DATA |
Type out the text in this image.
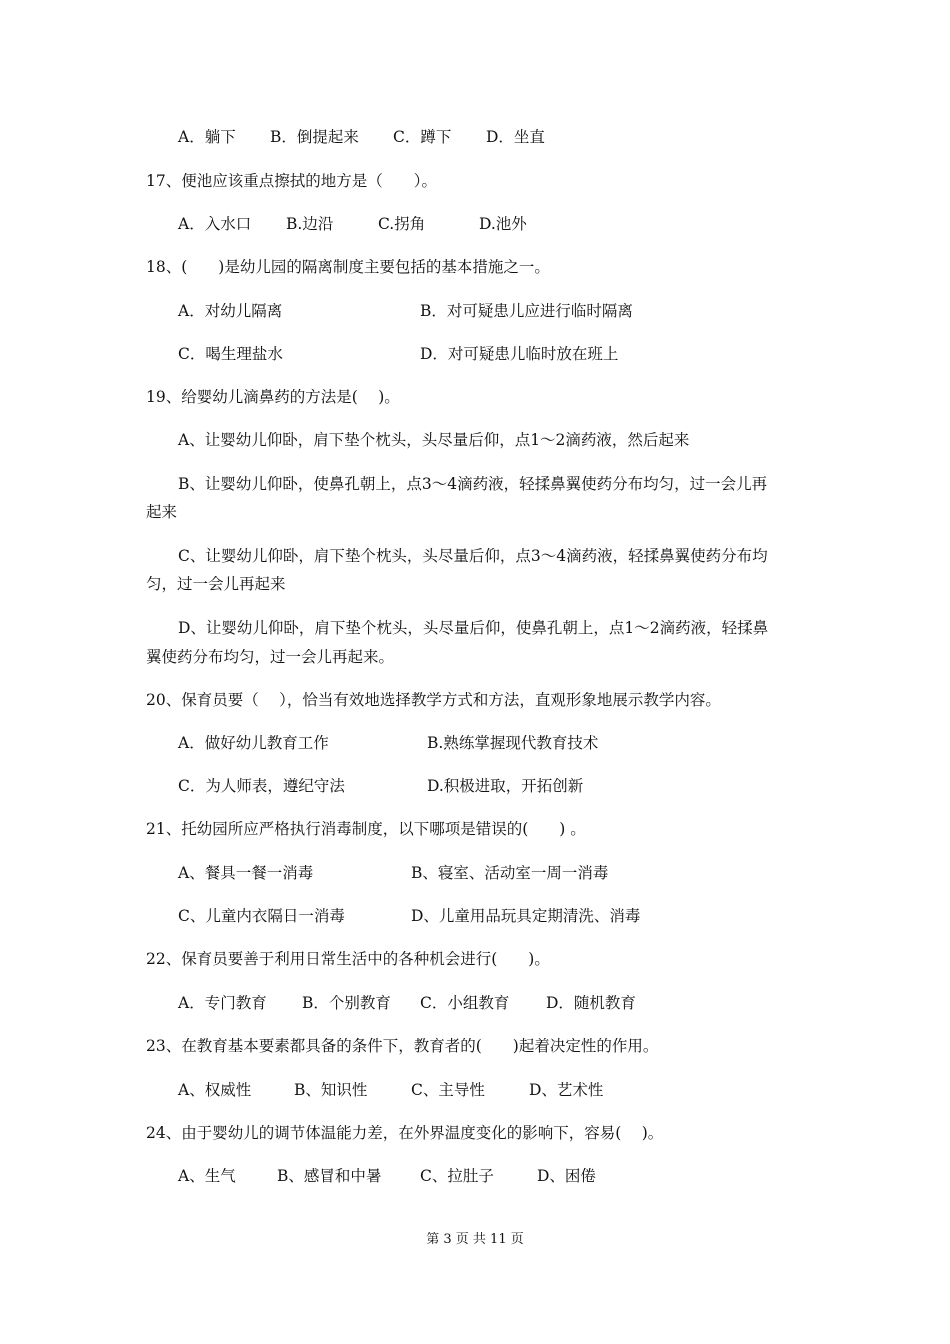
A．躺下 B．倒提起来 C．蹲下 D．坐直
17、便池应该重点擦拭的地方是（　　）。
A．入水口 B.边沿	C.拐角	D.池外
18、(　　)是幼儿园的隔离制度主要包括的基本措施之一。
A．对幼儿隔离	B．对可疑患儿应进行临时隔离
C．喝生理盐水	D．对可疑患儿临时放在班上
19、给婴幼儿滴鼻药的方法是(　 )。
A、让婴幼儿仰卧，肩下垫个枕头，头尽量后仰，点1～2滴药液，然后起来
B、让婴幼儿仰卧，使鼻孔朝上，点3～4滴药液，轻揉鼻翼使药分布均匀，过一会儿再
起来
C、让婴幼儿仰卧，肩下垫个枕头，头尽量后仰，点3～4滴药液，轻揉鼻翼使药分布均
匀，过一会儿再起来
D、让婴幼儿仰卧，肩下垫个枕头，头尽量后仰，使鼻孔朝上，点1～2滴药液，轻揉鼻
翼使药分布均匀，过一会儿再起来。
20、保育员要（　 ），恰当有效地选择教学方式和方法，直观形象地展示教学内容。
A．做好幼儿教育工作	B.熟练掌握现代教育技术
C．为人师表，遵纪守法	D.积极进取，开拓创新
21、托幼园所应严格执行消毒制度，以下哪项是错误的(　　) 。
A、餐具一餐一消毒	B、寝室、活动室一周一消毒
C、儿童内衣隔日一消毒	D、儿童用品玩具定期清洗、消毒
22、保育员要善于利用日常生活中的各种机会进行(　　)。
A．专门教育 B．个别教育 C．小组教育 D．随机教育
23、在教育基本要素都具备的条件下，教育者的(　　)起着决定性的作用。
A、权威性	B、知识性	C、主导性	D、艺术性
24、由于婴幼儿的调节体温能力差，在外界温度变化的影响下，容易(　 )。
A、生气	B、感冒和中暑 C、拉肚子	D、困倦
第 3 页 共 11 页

TASK DETAILS | Pictures stay out of the copy; please restate every record above exactly.

EXERCISE RESULT |
Type out the text in this image.
A．躺下 B．倒提起来 C．蹲下 D．坐直
17、便池应该重点擦拭的地方是（　　）。
A．入水口 B.边沿	C.拐角	D.池外
18、(　　)是幼儿园的隔离制度主要包括的基本措施之一。
A．对幼儿隔离	B．对可疑患儿应进行临时隔离
C．喝生理盐水	D．对可疑患儿临时放在班上
19、给婴幼儿滴鼻药的方法是(　 )。
A、让婴幼儿仰卧，肩下垫个枕头，头尽量后仰，点1～2滴药液，然后起来
B、让婴幼儿仰卧，使鼻孔朝上，点3～4滴药液，轻揉鼻翼使药分布均匀，过一会儿再
起来
C、让婴幼儿仰卧，肩下垫个枕头，头尽量后仰，点3～4滴药液，轻揉鼻翼使药分布均
匀，过一会儿再起来
D、让婴幼儿仰卧，肩下垫个枕头，头尽量后仰，使鼻孔朝上，点1～2滴药液，轻揉鼻
翼使药分布均匀，过一会儿再起来。
20、保育员要（　 ），恰当有效地选择教学方式和方法，直观形象地展示教学内容。
A．做好幼儿教育工作	B.熟练掌握现代教育技术
C．为人师表，遵纪守法	D.积极进取，开拓创新
21、托幼园所应严格执行消毒制度，以下哪项是错误的(　　) 。
A、餐具一餐一消毒	B、寝室、活动室一周一消毒
C、儿童内衣隔日一消毒	D、儿童用品玩具定期清洗、消毒
22、保育员要善于利用日常生活中的各种机会进行(　　)。
A．专门教育 B．个别教育 C．小组教育 D．随机教育
23、在教育基本要素都具备的条件下，教育者的(　　)起着决定性的作用。
A、权威性	B、知识性	C、主导性	D、艺术性
24、由于婴幼儿的调节体温能力差，在外界温度变化的影响下，容易(　 )。
A、生气	B、感冒和中暑 C、拉肚子	D、困倦
第 3 页 共 11 页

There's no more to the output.